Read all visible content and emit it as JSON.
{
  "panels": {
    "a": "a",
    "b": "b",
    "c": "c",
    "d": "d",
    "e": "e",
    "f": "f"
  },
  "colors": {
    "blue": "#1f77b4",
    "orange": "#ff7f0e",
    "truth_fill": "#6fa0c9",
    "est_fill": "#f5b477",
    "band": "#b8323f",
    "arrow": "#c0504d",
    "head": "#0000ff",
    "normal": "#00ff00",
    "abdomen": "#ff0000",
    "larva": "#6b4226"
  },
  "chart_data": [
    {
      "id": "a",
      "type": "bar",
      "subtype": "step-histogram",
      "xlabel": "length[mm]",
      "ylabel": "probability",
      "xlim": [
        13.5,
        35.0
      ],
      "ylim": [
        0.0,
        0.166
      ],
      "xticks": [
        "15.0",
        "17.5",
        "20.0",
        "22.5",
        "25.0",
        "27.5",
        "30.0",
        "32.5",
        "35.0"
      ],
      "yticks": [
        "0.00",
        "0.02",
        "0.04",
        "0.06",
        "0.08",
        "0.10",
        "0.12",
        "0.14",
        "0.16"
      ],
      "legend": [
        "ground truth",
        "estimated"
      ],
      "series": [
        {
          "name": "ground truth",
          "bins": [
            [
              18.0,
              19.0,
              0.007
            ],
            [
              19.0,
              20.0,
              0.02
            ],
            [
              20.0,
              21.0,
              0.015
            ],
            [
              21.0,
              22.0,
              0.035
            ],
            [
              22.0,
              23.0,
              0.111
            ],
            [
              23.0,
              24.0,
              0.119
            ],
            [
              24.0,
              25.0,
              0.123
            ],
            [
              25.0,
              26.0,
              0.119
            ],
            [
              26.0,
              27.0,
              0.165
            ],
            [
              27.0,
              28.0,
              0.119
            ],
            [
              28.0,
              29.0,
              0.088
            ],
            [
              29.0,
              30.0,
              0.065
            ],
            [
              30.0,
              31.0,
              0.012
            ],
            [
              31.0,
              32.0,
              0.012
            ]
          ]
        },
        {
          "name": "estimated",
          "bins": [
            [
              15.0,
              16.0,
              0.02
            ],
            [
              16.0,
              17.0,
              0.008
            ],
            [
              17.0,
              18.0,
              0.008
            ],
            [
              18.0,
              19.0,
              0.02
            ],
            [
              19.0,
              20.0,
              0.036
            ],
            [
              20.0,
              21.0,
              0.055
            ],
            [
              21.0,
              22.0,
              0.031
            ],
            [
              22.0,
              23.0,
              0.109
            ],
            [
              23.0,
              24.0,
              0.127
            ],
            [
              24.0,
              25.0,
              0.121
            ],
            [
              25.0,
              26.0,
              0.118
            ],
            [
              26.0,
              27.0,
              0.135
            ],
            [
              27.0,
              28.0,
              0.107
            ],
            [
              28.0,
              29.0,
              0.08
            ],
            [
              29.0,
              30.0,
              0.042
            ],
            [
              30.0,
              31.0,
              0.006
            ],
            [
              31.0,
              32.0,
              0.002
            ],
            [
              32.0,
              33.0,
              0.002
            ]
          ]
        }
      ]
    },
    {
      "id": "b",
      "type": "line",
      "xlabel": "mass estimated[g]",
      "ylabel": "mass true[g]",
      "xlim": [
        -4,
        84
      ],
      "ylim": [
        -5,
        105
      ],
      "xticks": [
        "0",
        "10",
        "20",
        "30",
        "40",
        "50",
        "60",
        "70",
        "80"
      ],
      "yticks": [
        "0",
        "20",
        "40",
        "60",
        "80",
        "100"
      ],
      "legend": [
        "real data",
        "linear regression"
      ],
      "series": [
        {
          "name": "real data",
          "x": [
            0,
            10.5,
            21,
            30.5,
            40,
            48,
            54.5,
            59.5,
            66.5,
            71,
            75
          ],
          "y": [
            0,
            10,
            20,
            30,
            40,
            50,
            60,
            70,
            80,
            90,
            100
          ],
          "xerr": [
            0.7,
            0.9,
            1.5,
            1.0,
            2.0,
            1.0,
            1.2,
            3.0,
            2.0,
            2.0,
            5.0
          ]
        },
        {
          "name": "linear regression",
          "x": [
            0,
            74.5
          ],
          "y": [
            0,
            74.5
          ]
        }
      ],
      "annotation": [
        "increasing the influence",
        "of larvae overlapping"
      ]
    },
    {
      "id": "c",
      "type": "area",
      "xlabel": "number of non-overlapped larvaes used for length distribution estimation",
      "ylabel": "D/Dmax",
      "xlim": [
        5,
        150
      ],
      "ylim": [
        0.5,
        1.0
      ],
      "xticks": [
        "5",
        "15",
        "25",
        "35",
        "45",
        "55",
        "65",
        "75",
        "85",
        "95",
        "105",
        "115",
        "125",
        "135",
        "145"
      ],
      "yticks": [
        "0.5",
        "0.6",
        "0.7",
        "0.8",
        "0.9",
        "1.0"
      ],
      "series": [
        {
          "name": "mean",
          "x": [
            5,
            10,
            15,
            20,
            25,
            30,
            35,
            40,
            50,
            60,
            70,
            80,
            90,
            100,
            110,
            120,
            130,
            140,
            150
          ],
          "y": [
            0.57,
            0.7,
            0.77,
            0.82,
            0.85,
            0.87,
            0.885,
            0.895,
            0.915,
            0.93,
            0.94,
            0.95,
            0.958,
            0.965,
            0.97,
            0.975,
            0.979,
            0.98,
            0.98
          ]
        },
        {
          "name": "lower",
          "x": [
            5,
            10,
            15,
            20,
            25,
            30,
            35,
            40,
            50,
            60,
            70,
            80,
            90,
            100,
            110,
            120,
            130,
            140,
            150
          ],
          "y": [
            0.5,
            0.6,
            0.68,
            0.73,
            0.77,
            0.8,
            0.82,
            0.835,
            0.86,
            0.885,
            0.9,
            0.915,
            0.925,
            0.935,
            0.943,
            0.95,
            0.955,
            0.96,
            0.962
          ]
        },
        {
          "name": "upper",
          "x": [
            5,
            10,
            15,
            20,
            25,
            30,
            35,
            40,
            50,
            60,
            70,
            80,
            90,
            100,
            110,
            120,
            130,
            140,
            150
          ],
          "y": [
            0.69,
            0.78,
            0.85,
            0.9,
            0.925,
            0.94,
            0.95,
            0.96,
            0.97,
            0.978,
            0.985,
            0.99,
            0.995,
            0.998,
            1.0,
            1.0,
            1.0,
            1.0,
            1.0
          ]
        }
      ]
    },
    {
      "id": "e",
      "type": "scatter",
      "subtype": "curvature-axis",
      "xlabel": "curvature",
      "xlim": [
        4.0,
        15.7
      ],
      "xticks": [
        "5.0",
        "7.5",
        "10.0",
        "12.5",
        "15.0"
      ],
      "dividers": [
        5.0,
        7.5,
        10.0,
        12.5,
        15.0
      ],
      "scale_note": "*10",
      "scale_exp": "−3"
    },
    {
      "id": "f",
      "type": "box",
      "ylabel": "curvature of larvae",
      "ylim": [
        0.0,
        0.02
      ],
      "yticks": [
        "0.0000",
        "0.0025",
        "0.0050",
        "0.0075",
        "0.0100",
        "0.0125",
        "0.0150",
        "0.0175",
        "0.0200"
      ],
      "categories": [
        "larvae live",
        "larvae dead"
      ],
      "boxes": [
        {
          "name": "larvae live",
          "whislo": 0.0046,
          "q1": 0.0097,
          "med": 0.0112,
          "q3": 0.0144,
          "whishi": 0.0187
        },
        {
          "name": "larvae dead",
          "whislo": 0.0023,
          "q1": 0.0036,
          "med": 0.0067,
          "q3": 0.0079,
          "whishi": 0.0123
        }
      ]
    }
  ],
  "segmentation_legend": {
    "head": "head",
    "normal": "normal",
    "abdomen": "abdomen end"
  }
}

◆ Exercise
Each line of the material above must be retyped precisely.

◆ Task answer
Read all visible content and emit it as JSON.
{
  "panels": {
    "a": "a",
    "b": "b",
    "c": "c",
    "d": "d",
    "e": "e",
    "f": "f"
  },
  "colors": {
    "blue": "#1f77b4",
    "orange": "#ff7f0e",
    "truth_fill": "#6fa0c9",
    "est_fill": "#f5b477",
    "band": "#b8323f",
    "arrow": "#c0504d",
    "head": "#0000ff",
    "normal": "#00ff00",
    "abdomen": "#ff0000",
    "larva": "#6b4226"
  },
  "chart_data": [
    {
      "id": "a",
      "type": "bar",
      "subtype": "step-histogram",
      "xlabel": "length[mm]",
      "ylabel": "probability",
      "xlim": [
        13.5,
        35.0
      ],
      "ylim": [
        0.0,
        0.166
      ],
      "xticks": [
        "15.0",
        "17.5",
        "20.0",
        "22.5",
        "25.0",
        "27.5",
        "30.0",
        "32.5",
        "35.0"
      ],
      "yticks": [
        "0.00",
        "0.02",
        "0.04",
        "0.06",
        "0.08",
        "0.10",
        "0.12",
        "0.14",
        "0.16"
      ],
      "legend": [
        "ground truth",
        "estimated"
      ],
      "series": [
        {
          "name": "ground truth",
          "bins": [
            [
              18.0,
              19.0,
              0.007
            ],
            [
              19.0,
              20.0,
              0.02
            ],
            [
              20.0,
              21.0,
              0.015
            ],
            [
              21.0,
              22.0,
              0.035
            ],
            [
              22.0,
              23.0,
              0.111
            ],
            [
              23.0,
              24.0,
              0.119
            ],
            [
              24.0,
              25.0,
              0.123
            ],
            [
              25.0,
              26.0,
              0.119
            ],
            [
              26.0,
              27.0,
              0.165
            ],
            [
              27.0,
              28.0,
              0.119
            ],
            [
              28.0,
              29.0,
              0.088
            ],
            [
              29.0,
              30.0,
              0.065
            ],
            [
              30.0,
              31.0,
              0.012
            ],
            [
              31.0,
              32.0,
              0.012
            ]
          ]
        },
        {
          "name": "estimated",
          "bins": [
            [
              15.0,
              16.0,
              0.02
            ],
            [
              16.0,
              17.0,
              0.008
            ],
            [
              17.0,
              18.0,
              0.008
            ],
            [
              18.0,
              19.0,
              0.02
            ],
            [
              19.0,
              20.0,
              0.036
            ],
            [
              20.0,
              21.0,
              0.055
            ],
            [
              21.0,
              22.0,
              0.031
            ],
            [
              22.0,
              23.0,
              0.109
            ],
            [
              23.0,
              24.0,
              0.127
            ],
            [
              24.0,
              25.0,
              0.121
            ],
            [
              25.0,
              26.0,
              0.118
            ],
            [
              26.0,
              27.0,
              0.135
            ],
            [
              27.0,
              28.0,
              0.107
            ],
            [
              28.0,
              29.0,
              0.08
            ],
            [
              29.0,
              30.0,
              0.042
            ],
            [
              30.0,
              31.0,
              0.006
            ],
            [
              31.0,
              32.0,
              0.002
            ],
            [
              32.0,
              33.0,
              0.002
            ]
          ]
        }
      ]
    },
    {
      "id": "b",
      "type": "line",
      "xlabel": "mass estimated[g]",
      "ylabel": "mass true[g]",
      "xlim": [
        -4,
        84
      ],
      "ylim": [
        -5,
        105
      ],
      "xticks": [
        "0",
        "10",
        "20",
        "30",
        "40",
        "50",
        "60",
        "70",
        "80"
      ],
      "yticks": [
        "0",
        "20",
        "40",
        "60",
        "80",
        "100"
      ],
      "legend": [
        "real data",
        "linear regression"
      ],
      "series": [
        {
          "name": "real data",
          "x": [
            0,
            10.5,
            21,
            30.5,
            40,
            48,
            54.5,
            59.5,
            66.5,
            71,
            75
          ],
          "y": [
            0,
            10,
            20,
            30,
            40,
            50,
            60,
            70,
            80,
            90,
            100
          ],
          "xerr": [
            0.7,
            0.9,
            1.5,
            1.0,
            2.0,
            1.0,
            1.2,
            3.0,
            2.0,
            2.0,
            5.0
          ]
        },
        {
          "name": "linear regression",
          "x": [
            0,
            74.5
          ],
          "y": [
            0,
            74.5
          ]
        }
      ],
      "annotation": [
        "increasing the influence",
        "of larvae overlapping"
      ]
    },
    {
      "id": "c",
      "type": "area",
      "xlabel": "number of non-overlapped larvaes used for length distribution estimation",
      "ylabel": "D/Dmax",
      "xlim": [
        5,
        150
      ],
      "ylim": [
        0.5,
        1.0
      ],
      "xticks": [
        "5",
        "15",
        "25",
        "35",
        "45",
        "55",
        "65",
        "75",
        "85",
        "95",
        "105",
        "115",
        "125",
        "135",
        "145"
      ],
      "yticks": [
        "0.5",
        "0.6",
        "0.7",
        "0.8",
        "0.9",
        "1.0"
      ],
      "series": [
        {
          "name": "mean",
          "x": [
            5,
            10,
            15,
            20,
            25,
            30,
            35,
            40,
            50,
            60,
            70,
            80,
            90,
            100,
            110,
            120,
            130,
            140,
            150
          ],
          "y": [
            0.57,
            0.7,
            0.77,
            0.82,
            0.85,
            0.87,
            0.885,
            0.895,
            0.915,
            0.93,
            0.94,
            0.95,
            0.958,
            0.965,
            0.97,
            0.975,
            0.979,
            0.98,
            0.98
          ]
        },
        {
          "name": "lower",
          "x": [
            5,
            10,
            15,
            20,
            25,
            30,
            35,
            40,
            50,
            60,
            70,
            80,
            90,
            100,
            110,
            120,
            130,
            140,
            150
          ],
          "y": [
            0.5,
            0.6,
            0.68,
            0.73,
            0.77,
            0.8,
            0.82,
            0.835,
            0.86,
            0.885,
            0.9,
            0.915,
            0.925,
            0.935,
            0.943,
            0.95,
            0.955,
            0.96,
            0.962
          ]
        },
        {
          "name": "upper",
          "x": [
            5,
            10,
            15,
            20,
            25,
            30,
            35,
            40,
            50,
            60,
            70,
            80,
            90,
            100,
            110,
            120,
            130,
            140,
            150
          ],
          "y": [
            0.69,
            0.78,
            0.85,
            0.9,
            0.925,
            0.94,
            0.95,
            0.96,
            0.97,
            0.978,
            0.985,
            0.99,
            0.995,
            0.998,
            1.0,
            1.0,
            1.0,
            1.0,
            1.0
          ]
        }
      ]
    },
    {
      "id": "e",
      "type": "scatter",
      "subtype": "curvature-axis",
      "xlabel": "curvature",
      "xlim": [
        4.0,
        15.7
      ],
      "xticks": [
        "5.0",
        "7.5",
        "10.0",
        "12.5",
        "15.0"
      ],
      "dividers": [
        5.0,
        7.5,
        10.0,
        12.5,
        15.0
      ],
      "scale_note": "*10",
      "scale_exp": "−3"
    },
    {
      "id": "f",
      "type": "box",
      "ylabel": "curvature of larvae",
      "ylim": [
        0.0,
        0.02
      ],
      "yticks": [
        "0.0000",
        "0.0025",
        "0.0050",
        "0.0075",
        "0.0100",
        "0.0125",
        "0.0150",
        "0.0175",
        "0.0200"
      ],
      "categories": [
        "larvae live",
        "larvae dead"
      ],
      "boxes": [
        {
          "name": "larvae live",
          "whislo": 0.0046,
          "q1": 0.0097,
          "med": 0.0112,
          "q3": 0.0144,
          "whishi": 0.0187
        },
        {
          "name": "larvae dead",
          "whislo": 0.0023,
          "q1": 0.0036,
          "med": 0.0067,
          "q3": 0.0079,
          "whishi": 0.0123
        }
      ]
    }
  ],
  "segmentation_legend": {
    "head": "head",
    "normal": "normal",
    "abdomen": "abdomen end"
  }
}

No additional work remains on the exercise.